What is required: Select every line below containing the word "рассмотрение".
>> Begin Material supplied
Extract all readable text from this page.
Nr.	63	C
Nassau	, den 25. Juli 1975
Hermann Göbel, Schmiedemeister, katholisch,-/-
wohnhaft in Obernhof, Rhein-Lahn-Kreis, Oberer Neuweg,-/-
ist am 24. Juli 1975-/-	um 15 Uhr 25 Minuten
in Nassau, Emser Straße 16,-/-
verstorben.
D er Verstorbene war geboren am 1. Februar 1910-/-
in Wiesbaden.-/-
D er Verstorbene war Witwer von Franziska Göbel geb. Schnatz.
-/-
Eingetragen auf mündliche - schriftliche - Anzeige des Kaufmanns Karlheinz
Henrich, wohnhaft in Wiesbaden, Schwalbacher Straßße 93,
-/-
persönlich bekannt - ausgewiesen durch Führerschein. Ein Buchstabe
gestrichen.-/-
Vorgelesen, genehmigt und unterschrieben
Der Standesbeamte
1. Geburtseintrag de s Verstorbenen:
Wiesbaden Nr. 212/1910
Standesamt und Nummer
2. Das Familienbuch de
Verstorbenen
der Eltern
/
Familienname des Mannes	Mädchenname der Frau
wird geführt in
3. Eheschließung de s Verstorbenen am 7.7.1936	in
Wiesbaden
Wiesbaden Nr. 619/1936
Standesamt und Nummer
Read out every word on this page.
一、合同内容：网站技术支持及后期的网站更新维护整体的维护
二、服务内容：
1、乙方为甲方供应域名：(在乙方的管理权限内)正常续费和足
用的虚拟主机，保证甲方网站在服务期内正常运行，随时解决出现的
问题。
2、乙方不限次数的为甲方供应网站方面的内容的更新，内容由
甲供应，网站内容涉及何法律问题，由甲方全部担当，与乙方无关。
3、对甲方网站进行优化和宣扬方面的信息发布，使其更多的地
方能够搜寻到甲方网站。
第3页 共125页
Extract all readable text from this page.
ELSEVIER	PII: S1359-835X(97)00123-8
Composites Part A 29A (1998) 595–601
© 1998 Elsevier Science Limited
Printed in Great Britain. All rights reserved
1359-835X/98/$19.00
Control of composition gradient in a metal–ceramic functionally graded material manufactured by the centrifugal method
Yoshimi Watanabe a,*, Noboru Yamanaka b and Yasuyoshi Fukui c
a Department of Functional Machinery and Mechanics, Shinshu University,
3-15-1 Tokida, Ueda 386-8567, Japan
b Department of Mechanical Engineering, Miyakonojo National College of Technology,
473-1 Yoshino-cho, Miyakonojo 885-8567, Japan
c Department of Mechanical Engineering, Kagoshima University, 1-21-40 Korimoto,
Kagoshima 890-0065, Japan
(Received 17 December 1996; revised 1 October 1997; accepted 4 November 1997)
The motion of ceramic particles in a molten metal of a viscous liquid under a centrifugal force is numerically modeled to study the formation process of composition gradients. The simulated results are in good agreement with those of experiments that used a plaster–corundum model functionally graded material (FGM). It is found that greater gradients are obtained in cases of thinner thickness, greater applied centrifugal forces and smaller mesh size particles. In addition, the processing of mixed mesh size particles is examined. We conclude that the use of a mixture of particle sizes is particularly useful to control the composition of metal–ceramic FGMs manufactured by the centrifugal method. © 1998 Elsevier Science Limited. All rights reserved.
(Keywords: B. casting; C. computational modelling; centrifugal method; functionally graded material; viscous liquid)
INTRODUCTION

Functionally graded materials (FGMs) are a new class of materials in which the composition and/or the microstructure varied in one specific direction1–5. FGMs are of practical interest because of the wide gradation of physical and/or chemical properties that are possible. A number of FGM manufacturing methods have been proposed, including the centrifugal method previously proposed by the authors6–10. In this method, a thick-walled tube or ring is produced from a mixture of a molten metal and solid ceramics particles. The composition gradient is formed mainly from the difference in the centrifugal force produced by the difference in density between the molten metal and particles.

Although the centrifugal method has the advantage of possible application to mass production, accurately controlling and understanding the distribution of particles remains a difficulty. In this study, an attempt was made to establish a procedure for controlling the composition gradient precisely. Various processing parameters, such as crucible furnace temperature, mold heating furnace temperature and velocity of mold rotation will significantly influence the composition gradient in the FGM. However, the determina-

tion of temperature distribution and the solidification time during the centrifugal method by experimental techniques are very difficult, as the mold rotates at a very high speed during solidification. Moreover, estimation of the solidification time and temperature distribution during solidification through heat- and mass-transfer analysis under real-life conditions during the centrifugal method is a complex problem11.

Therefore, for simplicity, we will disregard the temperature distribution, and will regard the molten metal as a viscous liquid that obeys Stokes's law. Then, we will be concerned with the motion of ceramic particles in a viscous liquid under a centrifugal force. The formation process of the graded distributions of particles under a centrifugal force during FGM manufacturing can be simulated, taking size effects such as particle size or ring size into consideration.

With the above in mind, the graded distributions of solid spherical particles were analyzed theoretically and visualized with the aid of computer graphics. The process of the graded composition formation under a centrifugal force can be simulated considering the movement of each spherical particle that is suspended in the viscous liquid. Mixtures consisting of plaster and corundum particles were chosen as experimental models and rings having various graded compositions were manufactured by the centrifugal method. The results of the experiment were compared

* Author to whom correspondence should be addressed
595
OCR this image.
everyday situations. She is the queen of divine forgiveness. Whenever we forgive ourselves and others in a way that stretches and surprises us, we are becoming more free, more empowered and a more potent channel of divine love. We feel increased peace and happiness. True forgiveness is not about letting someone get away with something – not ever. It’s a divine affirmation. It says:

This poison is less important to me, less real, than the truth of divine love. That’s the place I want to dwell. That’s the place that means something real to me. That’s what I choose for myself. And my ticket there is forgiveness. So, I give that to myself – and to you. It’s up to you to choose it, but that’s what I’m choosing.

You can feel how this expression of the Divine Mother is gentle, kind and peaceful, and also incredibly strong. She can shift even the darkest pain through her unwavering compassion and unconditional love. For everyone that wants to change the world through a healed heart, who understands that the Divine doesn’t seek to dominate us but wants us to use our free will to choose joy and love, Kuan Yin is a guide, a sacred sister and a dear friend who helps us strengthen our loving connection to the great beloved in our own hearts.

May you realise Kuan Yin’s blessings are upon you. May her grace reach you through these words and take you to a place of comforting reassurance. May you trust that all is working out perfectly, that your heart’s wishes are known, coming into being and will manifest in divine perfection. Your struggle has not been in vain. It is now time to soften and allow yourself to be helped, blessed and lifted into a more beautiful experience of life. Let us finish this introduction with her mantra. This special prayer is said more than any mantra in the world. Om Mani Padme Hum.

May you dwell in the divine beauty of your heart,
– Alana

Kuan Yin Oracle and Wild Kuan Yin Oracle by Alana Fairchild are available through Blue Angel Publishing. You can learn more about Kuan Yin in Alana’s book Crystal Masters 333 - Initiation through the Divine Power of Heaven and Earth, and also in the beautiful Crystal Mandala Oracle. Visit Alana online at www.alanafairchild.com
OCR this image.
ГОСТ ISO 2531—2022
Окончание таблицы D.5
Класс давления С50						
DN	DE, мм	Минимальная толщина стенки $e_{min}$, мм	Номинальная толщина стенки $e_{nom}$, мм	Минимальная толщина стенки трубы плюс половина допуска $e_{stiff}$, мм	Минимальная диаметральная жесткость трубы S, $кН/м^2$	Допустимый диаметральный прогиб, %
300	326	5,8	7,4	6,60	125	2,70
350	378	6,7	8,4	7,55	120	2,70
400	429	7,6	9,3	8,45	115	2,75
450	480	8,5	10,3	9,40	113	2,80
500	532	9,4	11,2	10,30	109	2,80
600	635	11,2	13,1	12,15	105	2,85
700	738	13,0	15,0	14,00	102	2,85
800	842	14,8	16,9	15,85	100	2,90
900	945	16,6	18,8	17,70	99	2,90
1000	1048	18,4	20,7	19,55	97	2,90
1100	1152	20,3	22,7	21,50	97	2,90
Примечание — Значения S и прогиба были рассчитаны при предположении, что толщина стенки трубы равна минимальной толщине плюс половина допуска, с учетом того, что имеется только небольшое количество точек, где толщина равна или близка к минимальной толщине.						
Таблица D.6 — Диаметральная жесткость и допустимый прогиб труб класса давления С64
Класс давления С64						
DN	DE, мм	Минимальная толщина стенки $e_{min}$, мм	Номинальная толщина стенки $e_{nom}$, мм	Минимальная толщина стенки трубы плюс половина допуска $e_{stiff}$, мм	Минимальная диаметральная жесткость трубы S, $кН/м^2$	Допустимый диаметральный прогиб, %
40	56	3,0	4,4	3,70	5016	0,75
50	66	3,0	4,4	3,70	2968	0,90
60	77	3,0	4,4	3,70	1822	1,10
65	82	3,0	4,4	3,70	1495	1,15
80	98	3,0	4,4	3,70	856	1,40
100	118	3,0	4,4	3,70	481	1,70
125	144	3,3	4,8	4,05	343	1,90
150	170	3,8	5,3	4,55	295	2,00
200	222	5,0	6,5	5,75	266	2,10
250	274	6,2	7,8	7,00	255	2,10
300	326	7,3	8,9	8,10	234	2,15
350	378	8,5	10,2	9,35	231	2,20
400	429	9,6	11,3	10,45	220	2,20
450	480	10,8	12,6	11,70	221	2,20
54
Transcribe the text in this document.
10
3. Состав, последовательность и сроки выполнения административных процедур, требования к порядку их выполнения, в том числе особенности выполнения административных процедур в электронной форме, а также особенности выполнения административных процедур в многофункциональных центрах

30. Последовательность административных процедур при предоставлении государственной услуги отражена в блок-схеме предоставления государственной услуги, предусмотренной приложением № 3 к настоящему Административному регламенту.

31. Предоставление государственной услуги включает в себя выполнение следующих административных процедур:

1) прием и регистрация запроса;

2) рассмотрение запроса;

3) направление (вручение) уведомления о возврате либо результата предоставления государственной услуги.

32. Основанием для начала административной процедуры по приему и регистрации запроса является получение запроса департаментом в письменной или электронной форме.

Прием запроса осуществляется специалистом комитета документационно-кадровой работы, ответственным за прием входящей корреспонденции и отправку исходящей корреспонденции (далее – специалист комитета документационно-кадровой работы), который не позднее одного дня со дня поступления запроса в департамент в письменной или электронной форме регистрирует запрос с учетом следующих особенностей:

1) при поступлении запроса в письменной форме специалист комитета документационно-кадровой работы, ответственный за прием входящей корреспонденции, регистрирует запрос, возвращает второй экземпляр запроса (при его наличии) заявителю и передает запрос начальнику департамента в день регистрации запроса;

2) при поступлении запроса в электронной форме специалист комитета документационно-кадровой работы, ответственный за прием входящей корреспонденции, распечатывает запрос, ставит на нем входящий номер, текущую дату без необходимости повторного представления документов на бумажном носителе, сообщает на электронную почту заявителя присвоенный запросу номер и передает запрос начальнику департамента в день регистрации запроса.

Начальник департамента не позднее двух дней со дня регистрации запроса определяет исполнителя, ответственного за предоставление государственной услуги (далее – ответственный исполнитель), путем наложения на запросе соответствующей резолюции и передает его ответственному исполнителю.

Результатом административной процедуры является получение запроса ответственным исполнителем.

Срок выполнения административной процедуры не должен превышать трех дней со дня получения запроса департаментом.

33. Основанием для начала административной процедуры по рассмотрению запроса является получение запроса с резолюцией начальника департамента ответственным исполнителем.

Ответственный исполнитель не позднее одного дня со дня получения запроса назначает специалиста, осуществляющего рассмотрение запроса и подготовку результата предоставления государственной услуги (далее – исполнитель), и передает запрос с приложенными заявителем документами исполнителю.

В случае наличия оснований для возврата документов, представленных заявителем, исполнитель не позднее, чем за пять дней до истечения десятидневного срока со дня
>> End Material supplied
Exercise solution:
2) рассмотрение запроса;
Ответственный исполнитель не позднее одного дня со дня получения запроса назначает специалиста, осуществляющего рассмотрение запроса и подготовку результата предоставления государственной услуги (далее – исполнитель), и передает запрос с приложенными заявителем документами исполнителю.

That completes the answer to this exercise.